• Exercise materials:
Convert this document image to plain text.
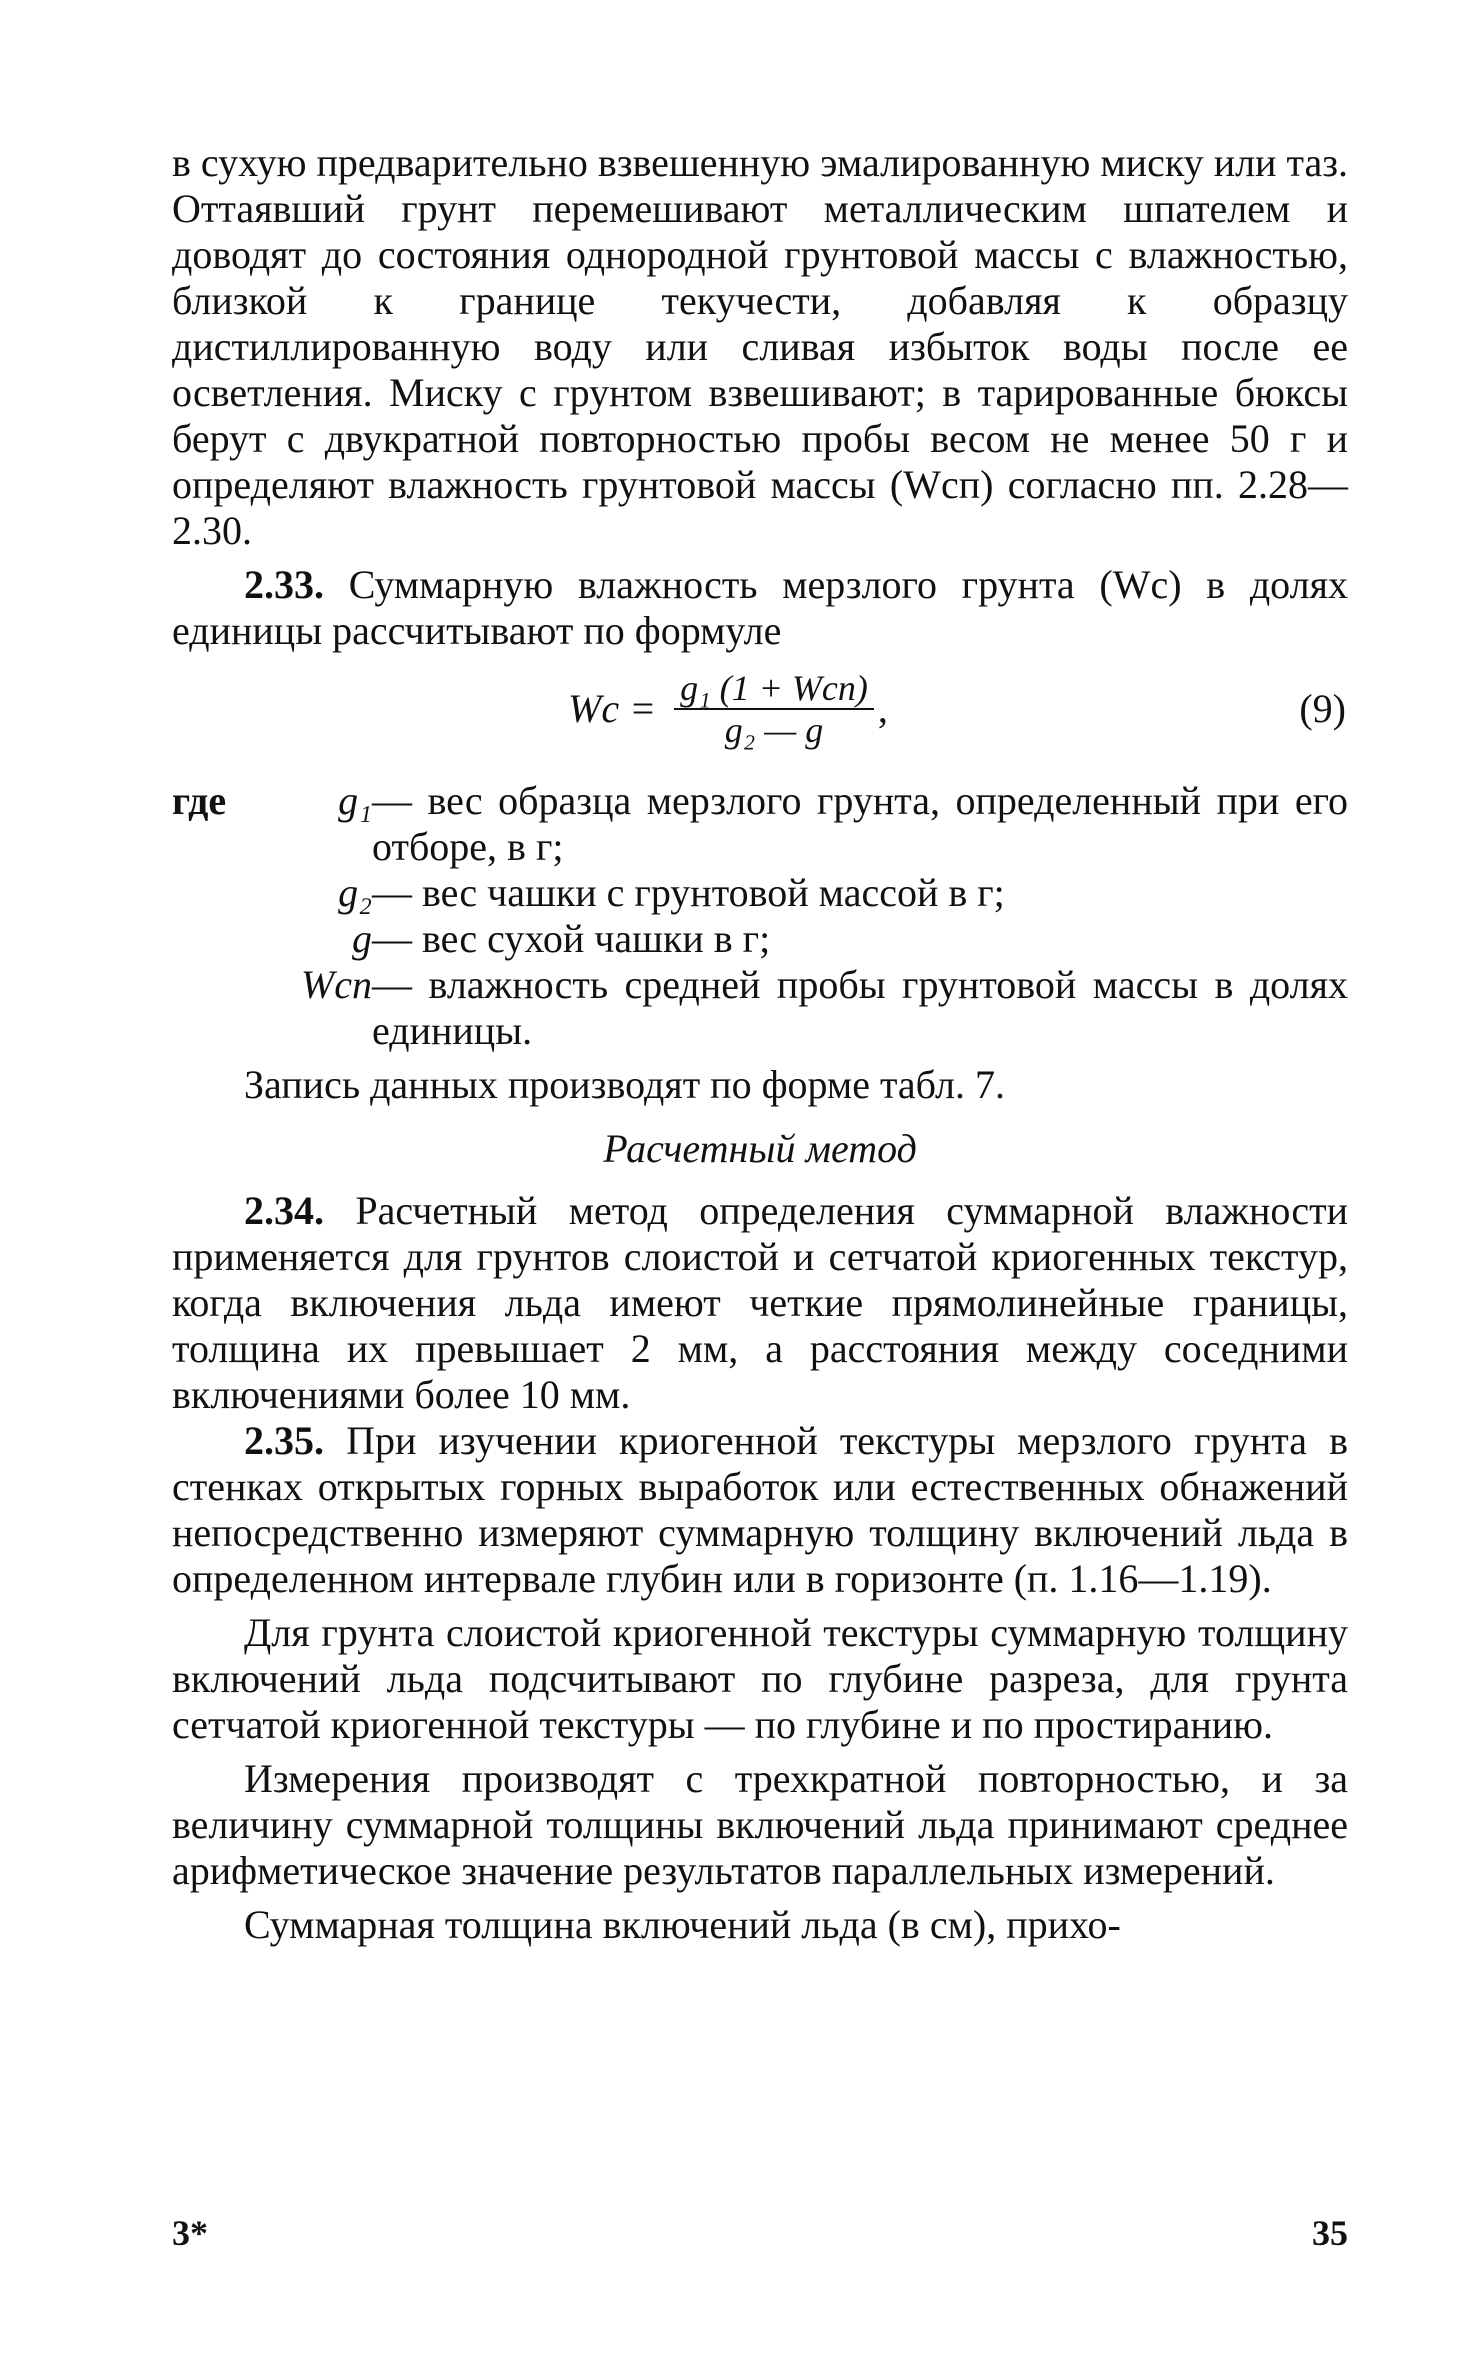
в сухую предварительно взвешенную эмалированную миску или таз. Оттаявший грунт перемешивают металлическим шпателем и доводят до состояния однородной грунтовой массы с влажностью, близкой к границе текучести, добавляя к образцу дистиллированную воду или сливая избыток воды после ее осветления. Миску с грунтом взвешивают; в тарированные бюксы берут с двукратной повторностью пробы весом не менее 50 г и определяют влажность грунтовой массы (Wсп) согласно пп. 2.28—2.30.

2.33. Суммарную влажность мерзлого грунта (Wс) в долях единицы рассчитывают по формуле

Wс = $\frac{\text{g₁ (1 + Wсп)}}{\text{g₂ — g}}$ ,	(9)
где	g₁ — вес образца мерзлого грунта, определенный при его отборе, в г;
g₂ — вес чашки с грунтовой массой в г;
g — вес сухой чашки в г;
Wсп — влажность средней пробы грунтовой массы в долях единицы.

Запись данных производят по форме табл. 7.

Расчетный метод

2.34. Расчетный метод определения суммарной влажности применяется для грунтов слоистой и сетчатой криогенных текстур, когда включения льда имеют четкие прямолинейные границы, толщина их превышает 2 мм, а расстояния между соседними включениями более 10 мм.

2.35. При изучении криогенной текстуры мерзлого грунта в стенках открытых горных выработок или естественных обнажений непосредственно измеряют суммарную толщину включений льда в определенном интервале глубин или в горизонте (п. 1.16—1.19).

Для грунта слоистой криогенной текстуры суммарную толщину включений льда подсчитывают по глубине разреза, для грунта сетчатой криогенной текстуры — по глубине и по простиранию.

Измерения производят с трехкратной повторностью, и за величину суммарной толщины включений льда принимают среднее арифметическое значение результатов параллельных измерений.

Суммарная толщина включений льда (в см), прихо-

3*	35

• Task goal: Repeat every record precisely. Any picture among them stays out of the copy.

• Answer:
Convert this document image to plain text.
в сухую предварительно взвешенную эмалированную миску или таз. Оттаявший грунт перемешивают металлическим шпателем и доводят до состояния однородной грунтовой массы с влажностью, близкой к границе текучести, добавляя к образцу дистиллированную воду или сливая избыток воды после ее осветления. Миску с грунтом взвешивают; в тарированные бюксы берут с двукратной повторностью пробы весом не менее 50 г и определяют влажность грунтовой массы (Wсп) согласно пп. 2.28—2.30.

2.33. Суммарную влажность мерзлого грунта (Wс) в долях единицы рассчитывают по формуле

Wс = $\frac{\text{g₁ (1 + Wсп)}}{\text{g₂ — g}}$ ,	(9)
где	g₁ — вес образца мерзлого грунта, определенный при его отборе, в г;
g₂ — вес чашки с грунтовой массой в г;
g — вес сухой чашки в г;
Wсп — влажность средней пробы грунтовой массы в долях единицы.

Запись данных производят по форме табл. 7.

Расчетный метод

2.34. Расчетный метод определения суммарной влажности применяется для грунтов слоистой и сетчатой криогенных текстур, когда включения льда имеют четкие прямолинейные границы, толщина их превышает 2 мм, а расстояния между соседними включениями более 10 мм.

2.35. При изучении криогенной текстуры мерзлого грунта в стенках открытых горных выработок или естественных обнажений непосредственно измеряют суммарную толщину включений льда в определенном интервале глубин или в горизонте (п. 1.16—1.19).

Для грунта слоистой криогенной текстуры суммарную толщину включений льда подсчитывают по глубине разреза, для грунта сетчатой криогенной текстуры — по глубине и по простиранию.

Измерения производят с трехкратной повторностью, и за величину суммарной толщины включений льда принимают среднее арифметическое значение результатов параллельных измерений.

Суммарная толщина включений льда (в см), прихо-

3*	35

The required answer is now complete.